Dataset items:
※
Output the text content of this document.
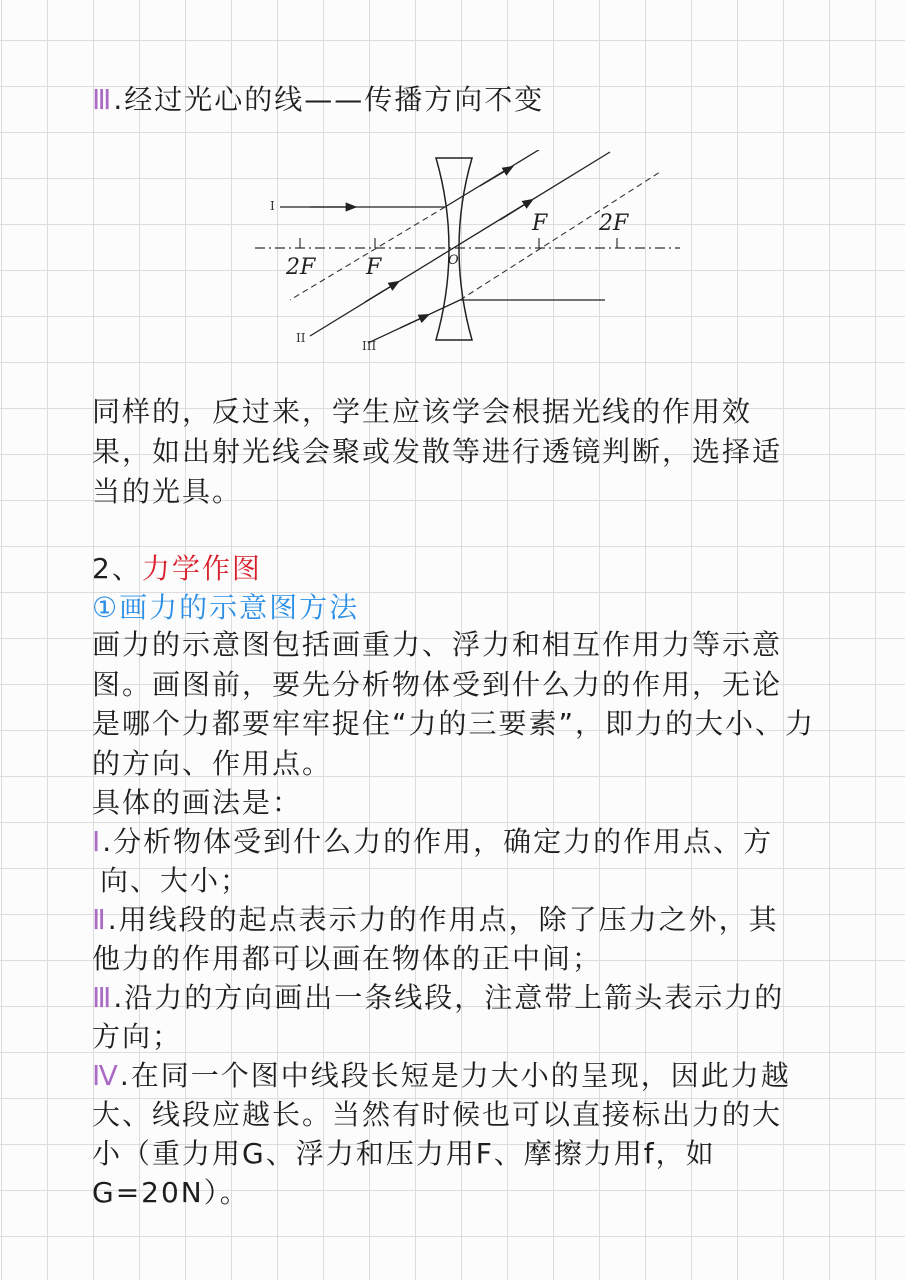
Ⅲ.经过光心的线——传播方向不变
I
II
III
2F F	O
F 2F
同样的，反过来，学生应该学会根据光线的作用效
果，如出射光线会聚或发散等进行透镜判断，选择适
当的光具。
2、力学作图
①画力的示意图方法
画力的示意图包括画重力、浮力和相互作用力等示意
图。画图前，要先分析物体受到什么力的作用，无论
是哪个力都要牢牢捉住“力的三要素”，即力的大小、力
的方向、作用点。
具体的画法是：
Ⅰ.分析物体受到什么力的作用，确定力的作用点、方
向、大小；
Ⅱ.用线段的起点表示力的作用点，除了压力之外，其
他力的作用都可以画在物体的正中间；
Ⅲ.沿力的方向画出一条线段，注意带上箭头表示力的
方向；
Ⅳ.在同一个图中线段长短是力大小的呈现，因此力越
大、线段应越长。当然有时候也可以直接标出力的大
小（重力用G、浮力和压力用F、摩擦力用f，如
G=20N）。
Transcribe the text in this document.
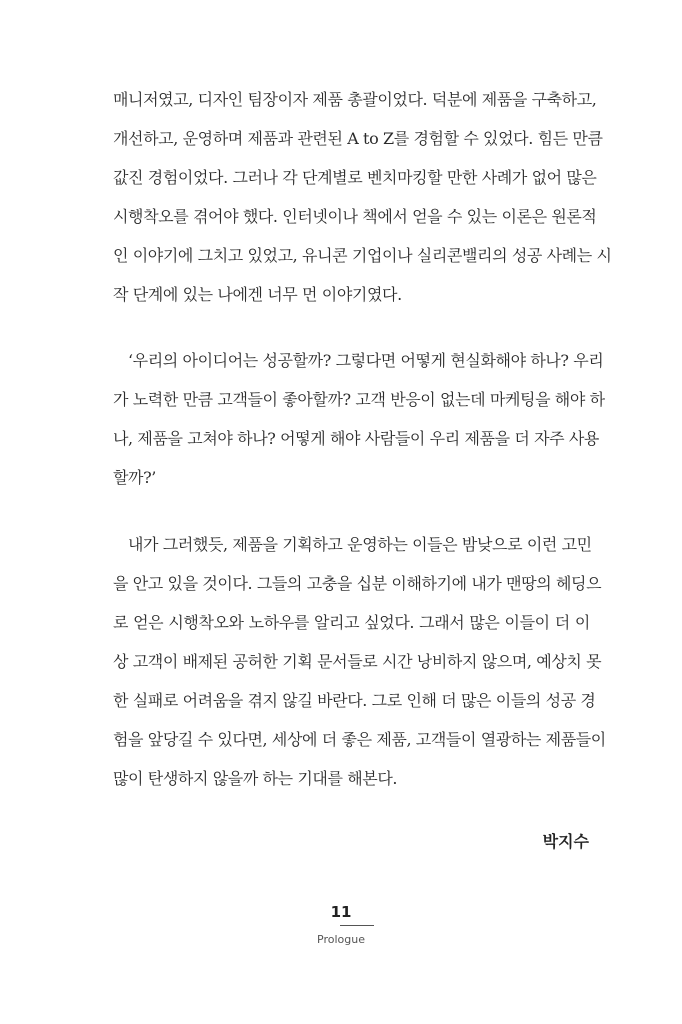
매니저였고, 디자인 팀장이자 제품 총괄이었다. 덕분에 제품을 구축하고,
개선하고, 운영하며 제품과 관련된 A to Z를 경험할 수 있었다. 힘든 만큼
값진 경험이었다. 그러나 각 단계별로 벤치마킹할 만한 사례가 없어 많은
시행착오를 겪어야 했다. 인터넷이나 책에서 얻을 수 있는 이론은 원론적
인 이야기에 그치고 있었고, 유니콘 기업이나 실리콘밸리의 성공 사례는 시
작 단계에 있는 나에겐 너무 먼 이야기였다.
‘우리의 아이디어는 성공할까? 그렇다면 어떻게 현실화해야 하나? 우리
가 노력한 만큼 고객들이 좋아할까? 고객 반응이 없는데 마케팅을 해야 하
나, 제품을 고쳐야 하나? 어떻게 해야 사람들이 우리 제품을 더 자주 사용
할까?’
내가 그러했듯, 제품을 기획하고 운영하는 이들은 밤낮으로 이런 고민
을 안고 있을 것이다. 그들의 고충을 십분 이해하기에 내가 맨땅의 헤딩으
로 얻은 시행착오와 노하우를 알리고 싶었다. 그래서 많은 이들이 더 이
상 고객이 배제된 공허한 기획 문서들로 시간 낭비하지 않으며, 예상치 못
한 실패로 어려움을 겪지 않길 바란다. 그로 인해 더 많은 이들의 성공 경
험을 앞당길 수 있다면, 세상에 더 좋은 제품, 고객들이 열광하는 제품들이
많이 탄생하지 않을까 하는 기대를 해본다.
박지수
11
Prologue
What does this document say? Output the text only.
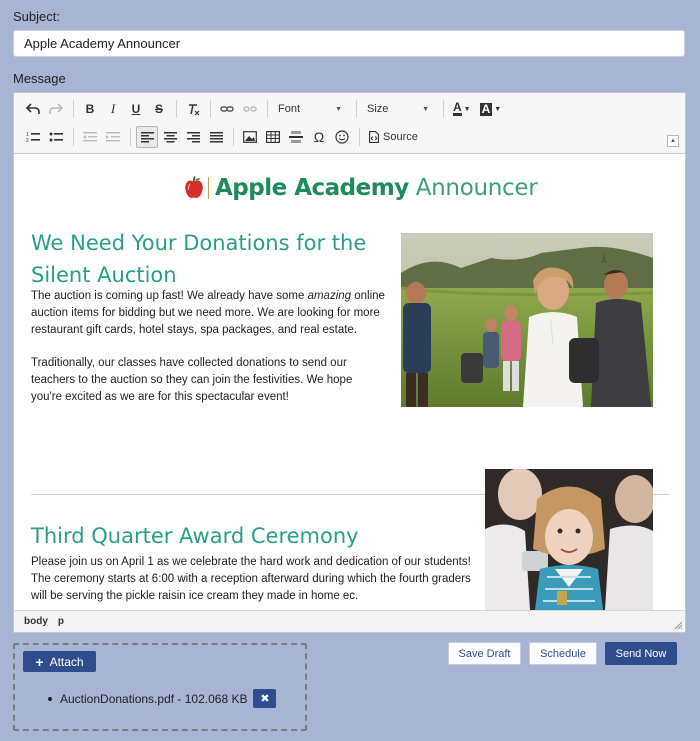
Subject:
Apple Academy Announcer
Message
B	I	U	S	Font	▼ Size	▼ A ▼ A ▼
1
2	Ω	Source	▲
Apple Academy Announcer
We Need Your Donations for the
Silent Auction
The auction is coming up fast! We already have some amazing online auction items for bidding but we need more. We are looking for more restaurant gift cards, hotel stays, spa packages, and real estate.
Traditionally, our classes have collected donations to send our teachers to the auction so they can join the festivities. We hope you're excited as we are for this spectacular event!
Third Quarter Award Ceremony
Please join us on April 1 as we celebrate the hard work and dedication of our students! The ceremony starts at 6:00 with a reception afterward during which the fourth graders will be serving the pickle raisin ice cream they made in home ec.
body p
+ Attach
AuctionDonations.pdf - 102.068 KB ✖
Save Draft	Schedule	Send Now
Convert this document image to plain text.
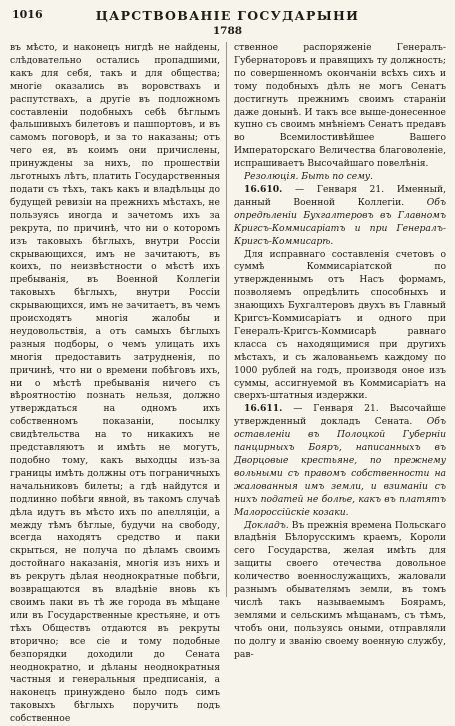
1016	ЦАРСТВОВАНІЕ ГОСУДАРЫНИ
1788

въ мѣсто, и наконецъ нигдѣ не найдены, слѣдовательно остались пропадшими, какъ для себя, такъ и для общества; многіе оказались въ воровствахъ и распутствахъ, а другіе въ подложномъ составленіи подобныхъ себѣ бѣглымъ фальшивыхъ билетовъ и пашпортовъ, и въ самомъ поговорѣ, и за то наказаны; отъ чего ея, въ коимъ они причислены, принуждены за нихъ, по прошествіи льготныхъ лѣтъ, платить Государственныя подати съ тѣхъ, такъ какъ и владѣльцы до будущей ревизіи на прежнихъ мѣстахъ, не пользуясь иногда и зачетомъ ихъ за рекрута, по причинѣ, что ни о которомъ изъ таковыхъ бѣглыхъ, внутри Россіи скрывающихся, имъ не зачитаютъ, въ коихъ, по неизвѣстности о мѣстѣ ихъ пребыванія, въ Военной Коллегіи таковыхъ бѣглыхъ, внутри Россіи скрывающихся, имъ не зачитаетъ, въ чемъ происходятъ многія жалобы и неудовольствія, а отъ самыхъ бѣглыхъ разныя подборы, о чемъ улицать ихъ многія предоставить затрудненія, по причинѣ, что ни о времени побѣговъ ихъ, ни о мѣстѣ пребыванія ничего съ вѣроятностію познать нельзя, должно утверждаться на одномъ ихъ собственномъ показаніи, посылку свидѣтельства на то никакихъ не представляютъ и имѣть не могутъ, подобно тому, какъ выходцы изъ-за границы имѣть должны отъ пограничныхъ начальниковъ билеты; а гдѣ найдутся и подлинно побѣги явной, въ такомъ случаѣ дѣла идутъ въ мѣсто ихъ по апелляціи, а между тѣмъ бѣглые, будучи на свободу, всегда находятъ средство и паки скрыться, не получа по дѣламъ своимъ достойнаго наказанія, многія изъ нихъ и въ рекрутъ дѣлая неоднократные побѣги, возвращаются въ владѣніе вновь къ своимъ паки въ тѣ же города въ мѣщане или въ Государственные крестьяне, и отъ тѣхъ Обществъ отдаются въ рекруты вторично; все сіе и тому подобные безпорядки доходили до Сената неоднократно, и дѣланы неоднократныя частныя и генеральныя предписанія, а наконецъ принуждено было подъ симъ таковыхъ бѣглыхъ поручить подъ собственное

ственное распоряженіе Генералъ-Губернаторовъ и правящихъ ту должность; по совершенномъ окончаніи всѣхъ сихъ и тому подобныхъ дѣлъ не могъ Сенатъ достигнуть прежнимъ своимъ стараніи даже донынѣ. И такъ все выше-донесенное купно съ своимъ мнѣніемъ Сенатъ предавъ во Всемилостивѣйшее Вашего Императорскаго Величества благоволеніе, испрашиваетъ Высочайшаго повелѣнія.

Резолюція. Быть по сему.

16.610. — Генваря 21. Именный, данный Военной Коллегіи. Объ опредѣленіи Бухгалтеровъ въ Главномъ Кригсъ-Коммисаріатъ и при Генералъ-Кригсъ-Коммисарѣ.

Для исправнаго составленія счетовъ о суммѣ Коммисаріатской по утвержденнымъ отъ Насъ формамъ, позволяемъ опредѣлить способныхъ и знающихъ Бухгалтеровъ двухъ въ Главный Кригсъ-Коммисаріатъ и одного при Генералъ-Кригсъ-Коммисарѣ равнаго класса съ находящимися при другихъ мѣстахъ, и съ жалованьемъ каждому по 1000 рублей на годъ, производя оное изъ суммы, ассигнуемой въ Коммисаріатъ на сверхъ-штатныя издержки.

16.611. — Генваря 21. Высочайше утвержденный докладъ Сената. Объ оставленіи въ Полоцкой Губерніи панцирныхъ Бояръ, написанныхъ въ Дворцовые крестьяне, по прежнему вольными съ правомъ собственности на жалованныя имъ земли, и взиманіи съ нихъ податей не болѣе, какъ въ платятъ Малороссійскіе козаки.

Докладъ. Въ прежнія времена Польскаго владѣнія Бѣлорусскимъ краемъ, Короли сего Государства, желая имѣть для защиты своего отечества довольное количество военнослужащихъ, жаловали разнымъ обывателямъ земли, въ томъ числѣ такъ называемымъ Боярамъ, землями и сельскимъ мѣщанамъ, съ тѣмъ, чтобъ они, пользуясь оными, отправляли по долгу и званію своему военную службу, рав-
※
- _What to do_
From the data above, copy each line that holds "Генваря".

- _Task answer_
16.610. — Генваря 21. Именный, данный Военной Коллегіи. Объ опредѣленіи Бухгалтеровъ въ Главномъ Кригсъ-Коммисаріатъ и при Генералъ-Кригсъ-Коммисарѣ.
16.611. — Генваря 21. Высочайше утвержденный докладъ Сената. Объ оставленіи въ Полоцкой Губерніи панцирныхъ Бояръ, написанныхъ въ Дворцовые крестьяне, по прежнему вольными съ правомъ собственности на жалованныя имъ земли, и взиманіи съ нихъ податей не болѣе, какъ въ платятъ Малороссійскіе козаки.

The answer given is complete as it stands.